> [STATED GOAL] Exactly reproduce the lines that follow.

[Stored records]
========

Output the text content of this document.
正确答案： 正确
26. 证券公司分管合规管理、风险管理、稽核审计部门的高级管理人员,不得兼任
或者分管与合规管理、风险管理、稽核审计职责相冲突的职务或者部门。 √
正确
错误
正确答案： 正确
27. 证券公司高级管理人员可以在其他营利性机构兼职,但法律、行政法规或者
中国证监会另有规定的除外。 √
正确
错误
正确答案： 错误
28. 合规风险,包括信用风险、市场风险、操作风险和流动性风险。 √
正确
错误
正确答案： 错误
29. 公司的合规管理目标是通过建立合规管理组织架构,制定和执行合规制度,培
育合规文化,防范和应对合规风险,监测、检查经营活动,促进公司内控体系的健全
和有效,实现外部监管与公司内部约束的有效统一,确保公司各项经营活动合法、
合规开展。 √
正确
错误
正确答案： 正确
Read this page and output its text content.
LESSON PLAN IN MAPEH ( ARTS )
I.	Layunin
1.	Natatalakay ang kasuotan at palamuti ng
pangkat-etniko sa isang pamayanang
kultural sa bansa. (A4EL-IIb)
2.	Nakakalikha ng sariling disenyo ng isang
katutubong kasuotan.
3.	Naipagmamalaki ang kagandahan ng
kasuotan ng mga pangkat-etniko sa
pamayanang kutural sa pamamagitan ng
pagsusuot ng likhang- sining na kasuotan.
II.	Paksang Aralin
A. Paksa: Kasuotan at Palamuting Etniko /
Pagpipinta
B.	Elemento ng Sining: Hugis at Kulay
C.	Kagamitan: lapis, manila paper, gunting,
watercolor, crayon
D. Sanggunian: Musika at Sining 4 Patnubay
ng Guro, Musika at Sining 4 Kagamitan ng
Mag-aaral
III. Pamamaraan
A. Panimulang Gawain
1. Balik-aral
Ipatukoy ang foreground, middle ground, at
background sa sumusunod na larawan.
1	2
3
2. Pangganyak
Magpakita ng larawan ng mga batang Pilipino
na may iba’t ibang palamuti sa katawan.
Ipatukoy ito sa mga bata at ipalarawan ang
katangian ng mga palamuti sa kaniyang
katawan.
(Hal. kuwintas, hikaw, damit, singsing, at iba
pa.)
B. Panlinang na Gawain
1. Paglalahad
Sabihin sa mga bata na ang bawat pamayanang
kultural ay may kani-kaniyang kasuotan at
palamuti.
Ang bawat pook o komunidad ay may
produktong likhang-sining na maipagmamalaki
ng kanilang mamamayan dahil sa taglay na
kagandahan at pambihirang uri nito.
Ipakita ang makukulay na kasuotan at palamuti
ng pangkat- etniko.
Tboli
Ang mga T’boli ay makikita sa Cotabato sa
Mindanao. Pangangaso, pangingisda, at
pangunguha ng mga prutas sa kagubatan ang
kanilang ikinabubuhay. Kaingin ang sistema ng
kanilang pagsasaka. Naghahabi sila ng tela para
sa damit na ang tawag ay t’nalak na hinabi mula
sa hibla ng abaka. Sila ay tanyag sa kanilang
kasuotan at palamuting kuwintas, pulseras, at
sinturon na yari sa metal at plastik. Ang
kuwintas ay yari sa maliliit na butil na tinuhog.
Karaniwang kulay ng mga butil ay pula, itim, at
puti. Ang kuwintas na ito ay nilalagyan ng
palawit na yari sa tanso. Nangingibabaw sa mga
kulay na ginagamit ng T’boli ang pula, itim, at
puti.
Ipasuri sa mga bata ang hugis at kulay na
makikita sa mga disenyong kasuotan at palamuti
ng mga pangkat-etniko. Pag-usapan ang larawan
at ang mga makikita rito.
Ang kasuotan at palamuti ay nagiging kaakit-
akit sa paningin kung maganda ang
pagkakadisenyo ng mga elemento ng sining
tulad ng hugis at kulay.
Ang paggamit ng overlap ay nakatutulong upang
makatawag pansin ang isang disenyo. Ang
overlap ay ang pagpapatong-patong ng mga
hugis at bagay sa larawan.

========

> [EXPECTED ANSWER]
Output the text content of this document.
正确答案： 正确
26. 证券公司分管合规管理、风险管理、稽核审计部门的高级管理人员,不得兼任
或者分管与合规管理、风险管理、稽核审计职责相冲突的职务或者部门。 √
正确
错误
正确答案： 正确
27. 证券公司高级管理人员可以在其他营利性机构兼职,但法律、行政法规或者
中国证监会另有规定的除外。 √
正确
错误
正确答案： 错误
28. 合规风险,包括信用风险、市场风险、操作风险和流动性风险。 √
正确
错误
正确答案： 错误
29. 公司的合规管理目标是通过建立合规管理组织架构,制定和执行合规制度,培
育合规文化,防范和应对合规风险,监测、检查经营活动,促进公司内控体系的健全
和有效,实现外部监管与公司内部约束的有效统一,确保公司各项经营活动合法、
合规开展。 √
正确
错误
正确答案： 正确
Read this page and output its text content.
LESSON PLAN IN MAPEH ( ARTS )
I.	Layunin
1.	Natatalakay ang kasuotan at palamuti ng
pangkat-etniko sa isang pamayanang
kultural sa bansa. (A4EL-IIb)
2.	Nakakalikha ng sariling disenyo ng isang
katutubong kasuotan.
3.	Naipagmamalaki ang kagandahan ng
kasuotan ng mga pangkat-etniko sa
pamayanang kutural sa pamamagitan ng
pagsusuot ng likhang- sining na kasuotan.
II.	Paksang Aralin
A. Paksa: Kasuotan at Palamuting Etniko /
Pagpipinta
B.	Elemento ng Sining: Hugis at Kulay
C.	Kagamitan: lapis, manila paper, gunting,
watercolor, crayon
D. Sanggunian: Musika at Sining 4 Patnubay
ng Guro, Musika at Sining 4 Kagamitan ng
Mag-aaral
III. Pamamaraan
A. Panimulang Gawain
1. Balik-aral
Ipatukoy ang foreground, middle ground, at
background sa sumusunod na larawan.
1	2
3
2. Pangganyak
Magpakita ng larawan ng mga batang Pilipino
na may iba’t ibang palamuti sa katawan.
Ipatukoy ito sa mga bata at ipalarawan ang
katangian ng mga palamuti sa kaniyang
katawan.
(Hal. kuwintas, hikaw, damit, singsing, at iba
pa.)
B. Panlinang na Gawain
1. Paglalahad
Sabihin sa mga bata na ang bawat pamayanang
kultural ay may kani-kaniyang kasuotan at
palamuti.
Ang bawat pook o komunidad ay may
produktong likhang-sining na maipagmamalaki
ng kanilang mamamayan dahil sa taglay na
kagandahan at pambihirang uri nito.
Ipakita ang makukulay na kasuotan at palamuti
ng pangkat- etniko.
Tboli
Ang mga T’boli ay makikita sa Cotabato sa
Mindanao. Pangangaso, pangingisda, at
pangunguha ng mga prutas sa kagubatan ang
kanilang ikinabubuhay. Kaingin ang sistema ng
kanilang pagsasaka. Naghahabi sila ng tela para
sa damit na ang tawag ay t’nalak na hinabi mula
sa hibla ng abaka. Sila ay tanyag sa kanilang
kasuotan at palamuting kuwintas, pulseras, at
sinturon na yari sa metal at plastik. Ang
kuwintas ay yari sa maliliit na butil na tinuhog.
Karaniwang kulay ng mga butil ay pula, itim, at
puti. Ang kuwintas na ito ay nilalagyan ng
palawit na yari sa tanso. Nangingibabaw sa mga
kulay na ginagamit ng T’boli ang pula, itim, at
puti.
Ipasuri sa mga bata ang hugis at kulay na
makikita sa mga disenyong kasuotan at palamuti
ng mga pangkat-etniko. Pag-usapan ang larawan
at ang mga makikita rito.
Ang kasuotan at palamuti ay nagiging kaakit-
akit sa paningin kung maganda ang
pagkakadisenyo ng mga elemento ng sining
tulad ng hugis at kulay.
Ang paggamit ng overlap ay nakatutulong upang
makatawag pansin ang isang disenyo. Ang
overlap ay ang pagpapatong-patong ng mga
hugis at bagay sa larawan.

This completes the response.